Description of the task —
Scan the entries below and report only how many lines contain "серверы".

Source material —
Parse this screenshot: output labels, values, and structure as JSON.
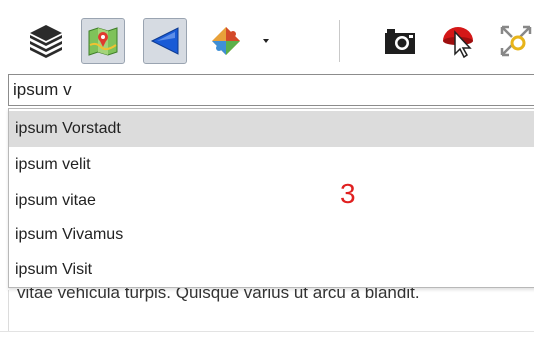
{
  "toolbar": {
    "buttons": [
      {
        "name": "layers-icon",
        "pressed": false
      },
      {
        "name": "map-icon",
        "pressed": true
      },
      {
        "name": "back-arrow-icon",
        "pressed": true
      },
      {
        "name": "puzzle-icon",
        "pressed": false
      },
      {
        "name": "camera-icon",
        "pressed": false
      },
      {
        "name": "pointer-icon",
        "pressed": false
      },
      {
        "name": "zoom-extent-icon",
        "pressed": false
      }
    ]
  },
  "search": {
    "value": "ipsum v"
  },
  "dropdown": {
    "items": [
      {
        "label": "ipsum Vorstadt",
        "selected": true
      },
      {
        "label": "ipsum velit",
        "selected": false
      },
      {
        "label": "ipsum vitae",
        "selected": false
      },
      {
        "label": "ipsum Vivamus",
        "selected": false
      },
      {
        "label": "ipsum Visit",
        "selected": false
      }
    ]
  },
  "annotation": "3",
  "background_text": "vitae vehicula turpis. Quisque varius ut arcu a blandit.",
  "colors": {
    "pressed_bg": "#d6dbe2",
    "selected_item": "#dcdcdc",
    "annotation": "#e02020",
    "arrow_blue": "#1a5bd6"
  }
}
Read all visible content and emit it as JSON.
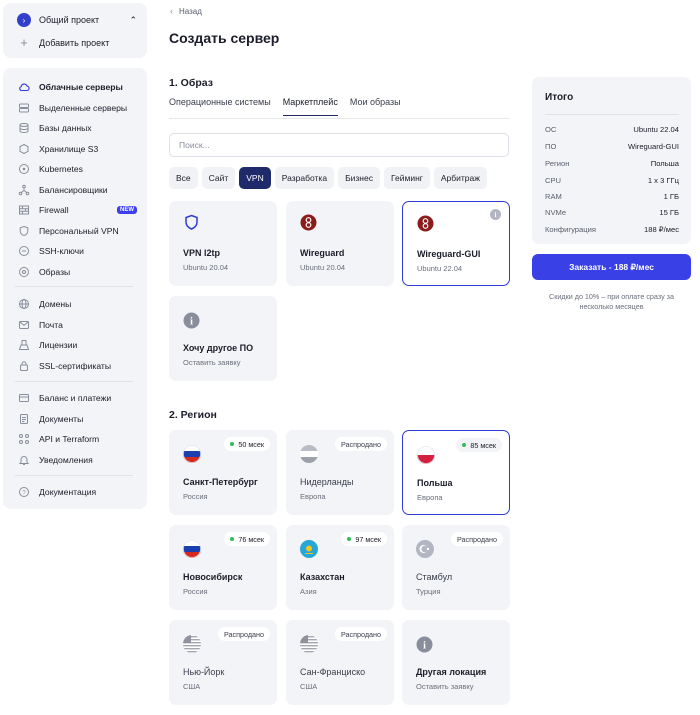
{
  "sidebar": {
    "project": {
      "name": "Общий проект",
      "add_label": "Добавить проект"
    },
    "items": [
      {
        "label": "Облачные серверы",
        "icon": "cloud-icon",
        "active": true
      },
      {
        "label": "Выделенные серверы",
        "icon": "server-icon"
      },
      {
        "label": "Базы данных",
        "icon": "database-icon"
      },
      {
        "label": "Хранилище S3",
        "icon": "storage-icon"
      },
      {
        "label": "Kubernetes",
        "icon": "kubernetes-icon"
      },
      {
        "label": "Балансировщики",
        "icon": "balancer-icon"
      },
      {
        "label": "Firewall",
        "icon": "firewall-icon",
        "badge": "NEW"
      },
      {
        "label": "Персональный VPN",
        "icon": "shield-icon"
      },
      {
        "label": "SSH-ключи",
        "icon": "key-icon"
      },
      {
        "label": "Образы",
        "icon": "image-icon"
      },
      {
        "label": "Домены",
        "icon": "globe-icon"
      },
      {
        "label": "Почта",
        "icon": "mail-icon"
      },
      {
        "label": "Лицензии",
        "icon": "license-icon"
      },
      {
        "label": "SSL-сертификаты",
        "icon": "lock-icon"
      },
      {
        "label": "Баланс и платежи",
        "icon": "wallet-icon"
      },
      {
        "label": "Документы",
        "icon": "document-icon"
      },
      {
        "label": "API и Terraform",
        "icon": "api-icon"
      },
      {
        "label": "Уведомления",
        "icon": "bell-icon"
      },
      {
        "label": "Документация",
        "icon": "help-icon"
      }
    ]
  },
  "header": {
    "back": "Назад",
    "title": "Создать сервер"
  },
  "image_section": {
    "title": "1. Образ",
    "tabs": [
      "Операционные системы",
      "Маркетплейс",
      "Мои образы"
    ],
    "active_tab": "Маркетплейс",
    "search_placeholder": "Поиск...",
    "chips": [
      "Все",
      "Сайт",
      "VPN",
      "Разработка",
      "Бизнес",
      "Гейминг",
      "Арбитраж"
    ],
    "active_chip": "VPN",
    "cards": [
      {
        "title": "VPN l2tp",
        "sub": "Ubuntu 20.04",
        "icon": "shield-icon"
      },
      {
        "title": "Wireguard",
        "sub": "Ubuntu 20.04",
        "icon": "wireguard-icon"
      },
      {
        "title": "Wireguard-GUI",
        "sub": "Ubuntu 22.04",
        "icon": "wireguard-icon",
        "selected": true
      },
      {
        "title": "Хочу другое ПО",
        "sub": "Оставить заявку",
        "icon": "info-icon"
      }
    ]
  },
  "region_section": {
    "title": "2. Регион",
    "cards": [
      {
        "title": "Санкт-Петербург",
        "sub": "Россия",
        "status": "50 мсек",
        "available": true,
        "flag": "ru"
      },
      {
        "title": "Нидерланды",
        "sub": "Европа",
        "status": "Распродано",
        "available": false,
        "flag": "nl"
      },
      {
        "title": "Польша",
        "sub": "Европа",
        "status": "85 мсек",
        "available": true,
        "flag": "pl",
        "selected": true
      },
      {
        "title": "Новосибирск",
        "sub": "Россия",
        "status": "76 мсек",
        "available": true,
        "flag": "ru"
      },
      {
        "title": "Казахстан",
        "sub": "Азия",
        "status": "97 мсек",
        "available": true,
        "flag": "kz"
      },
      {
        "title": "Стамбул",
        "sub": "Турция",
        "status": "Распродано",
        "available": false,
        "flag": "tr"
      },
      {
        "title": "Нью-Йорк",
        "sub": "США",
        "status": "Распродано",
        "available": false,
        "flag": "us"
      },
      {
        "title": "Сан-Франциско",
        "sub": "США",
        "status": "Распродано",
        "available": false,
        "flag": "us"
      },
      {
        "title": "Другая локация",
        "sub": "Оставить заявку",
        "status": "",
        "available": true,
        "flag": "info"
      }
    ]
  },
  "summary": {
    "title": "Итого",
    "rows": [
      {
        "k": "ОС",
        "v": "Ubuntu 22.04"
      },
      {
        "k": "ПО",
        "v": "Wireguard-GUI"
      },
      {
        "k": "Регион",
        "v": "Польша"
      },
      {
        "k": "CPU",
        "v": "1 x 3 ГГц"
      },
      {
        "k": "RAM",
        "v": "1 ГБ"
      },
      {
        "k": "NVMe",
        "v": "15 ГБ"
      },
      {
        "k": "Конфигурация",
        "v": "188 ₽/мес"
      }
    ],
    "order_button": "Заказать - 188 ₽/мес",
    "discount": "Скидки до 10% – при оплате сразу за несколько месяцев"
  },
  "colors": {
    "accent": "#3940e6",
    "dark": "#1f2a6a",
    "ping": "#2fbf5a"
  }
}
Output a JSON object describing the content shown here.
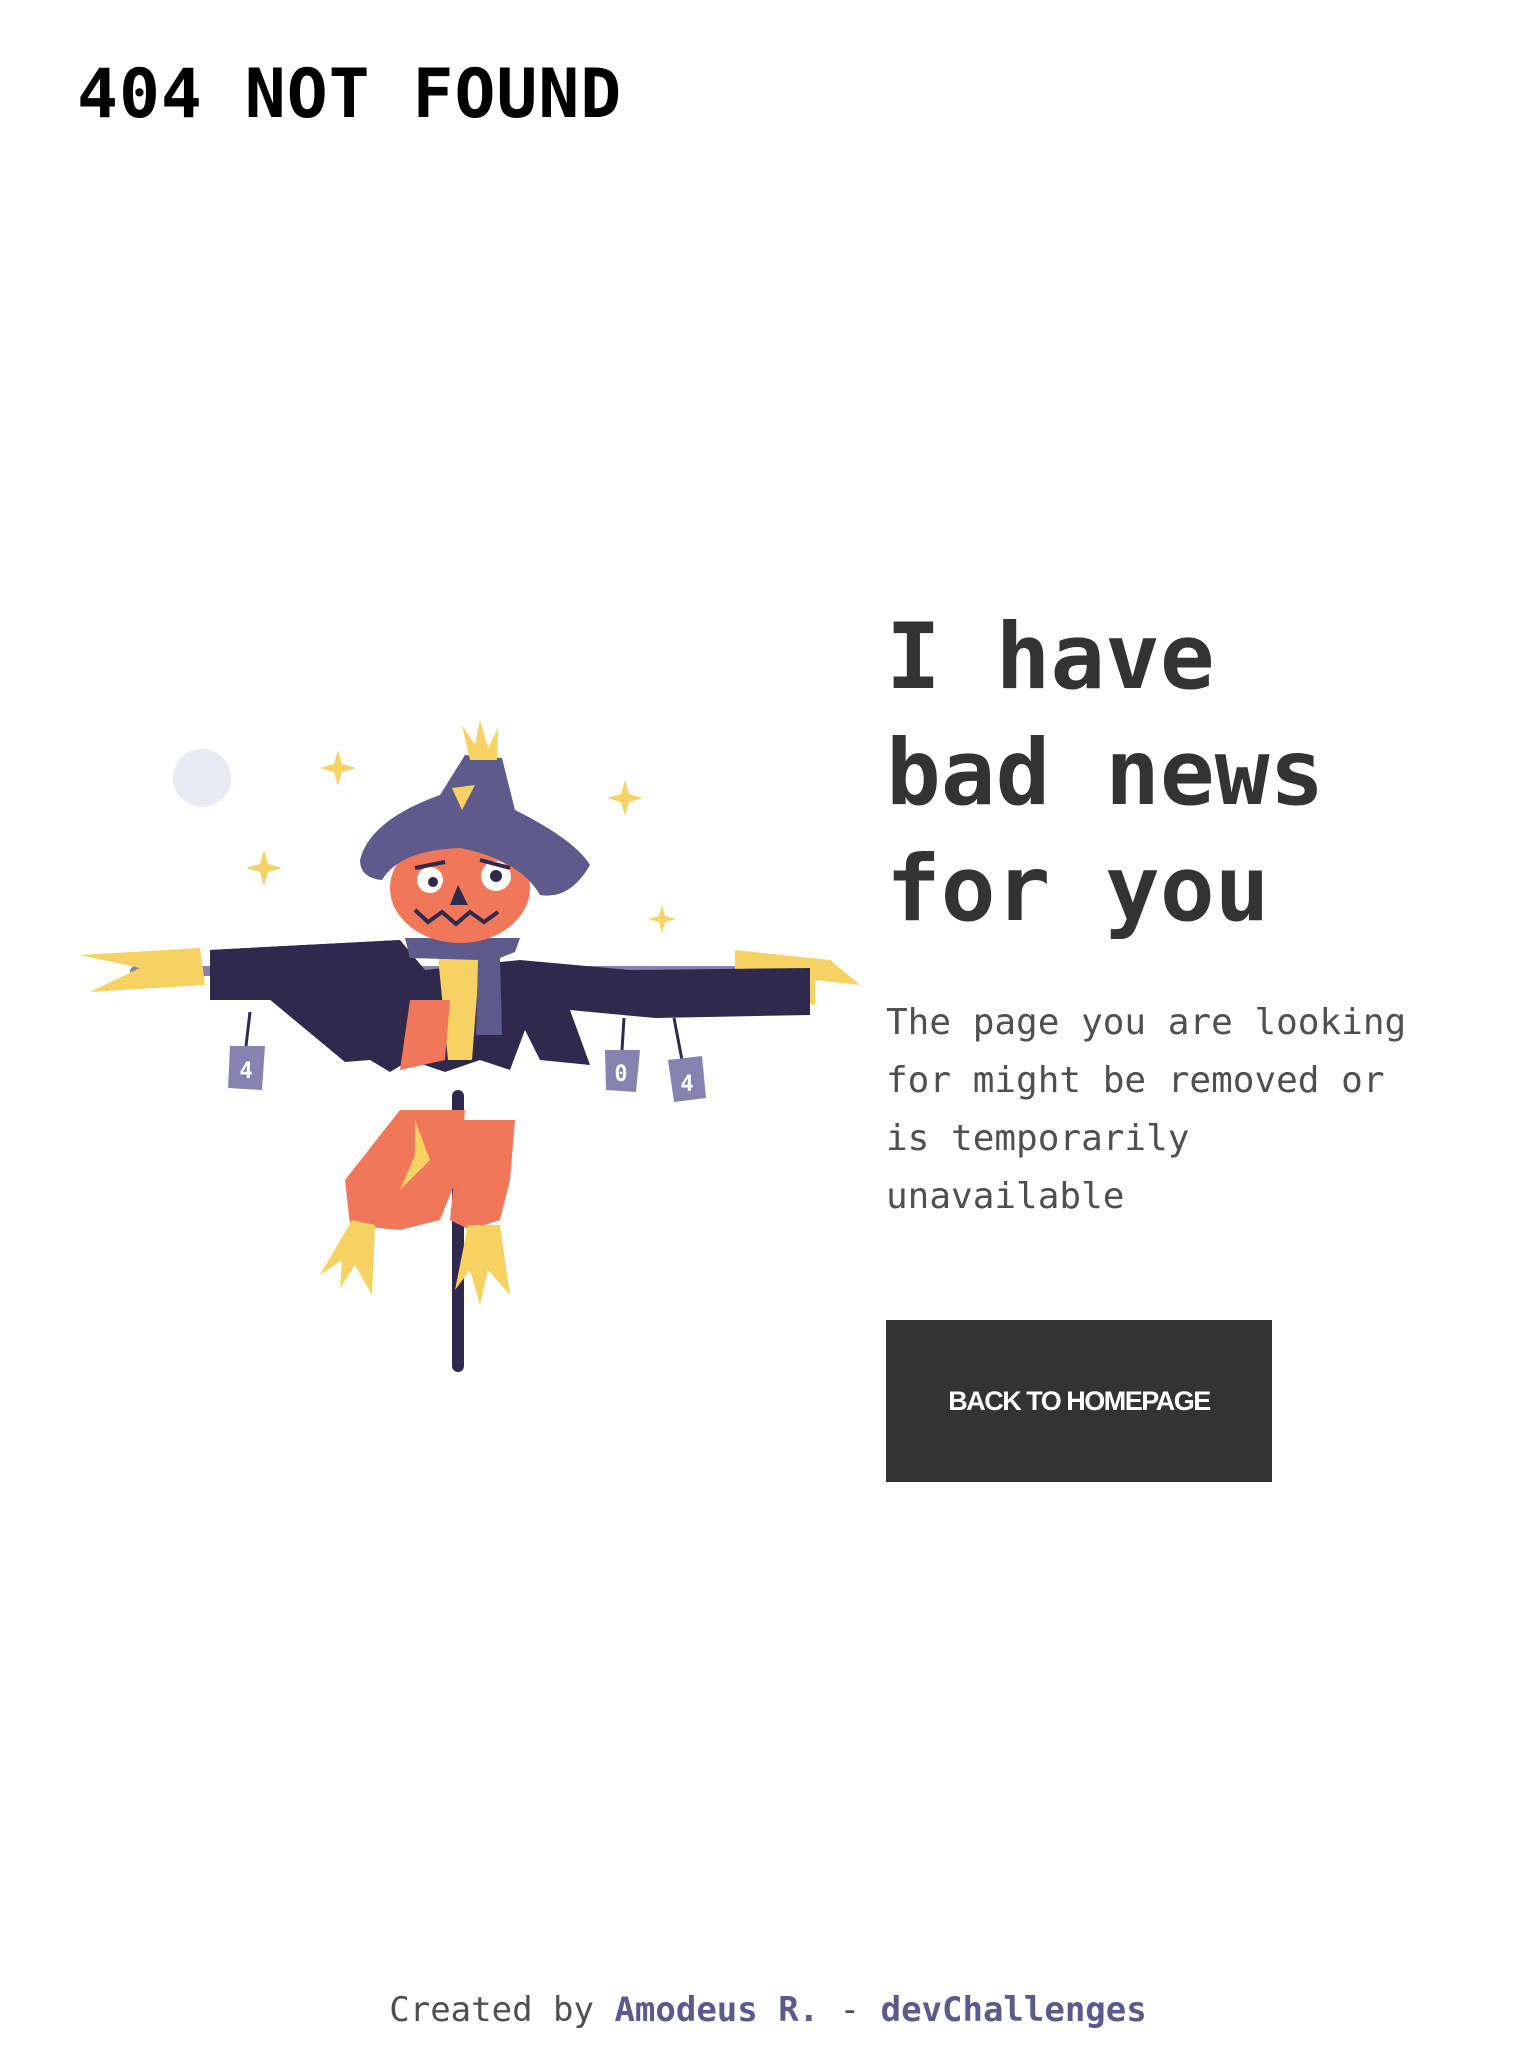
{
  "header": {
    "title": "404 NOT FOUND"
  },
  "main": {
    "headline_lines": [
      "I have",
      "bad news",
      "for you"
    ],
    "description_lines": [
      "The page you are looking",
      "for might be removed or",
      "is temporarily",
      "unavailable"
    ],
    "button_label": "BACK TO HOMEPAGE"
  },
  "illustration": {
    "subject": "scarecrow",
    "cans": [
      "4",
      "0",
      "4"
    ]
  },
  "footer": {
    "created_by": "Created by",
    "author": "Amodeus R.",
    "separator": "-",
    "site": "devChallenges"
  },
  "colors": {
    "text_dark": "#333333",
    "title": "#000000",
    "button_bg": "#333333",
    "button_text": "#ffffff",
    "link": "#5b5a8c",
    "hat": "#5f5a8c",
    "coat": "#2f2a4d",
    "skin": "#f0775a",
    "straw": "#f6d263",
    "can": "#8782b0",
    "moon": "#e9eaf4"
  }
}
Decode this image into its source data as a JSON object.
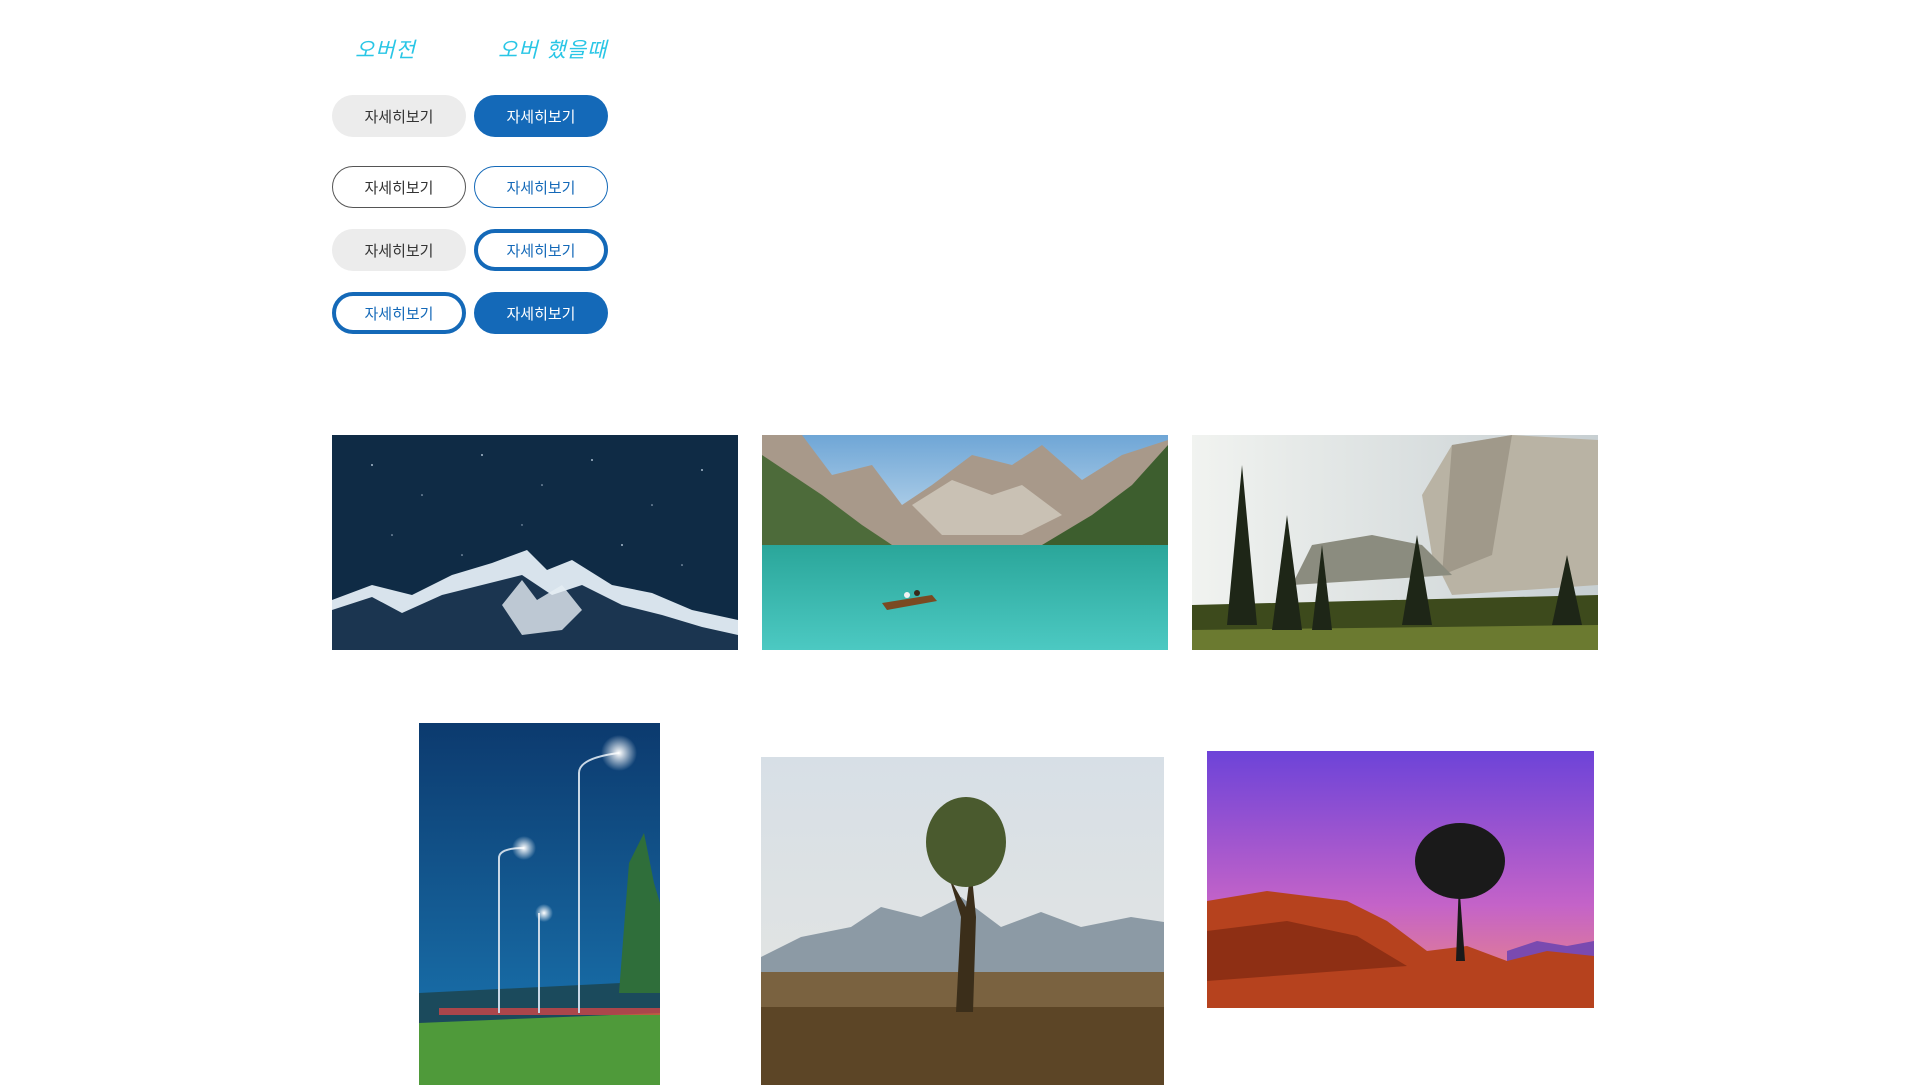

Reply —
2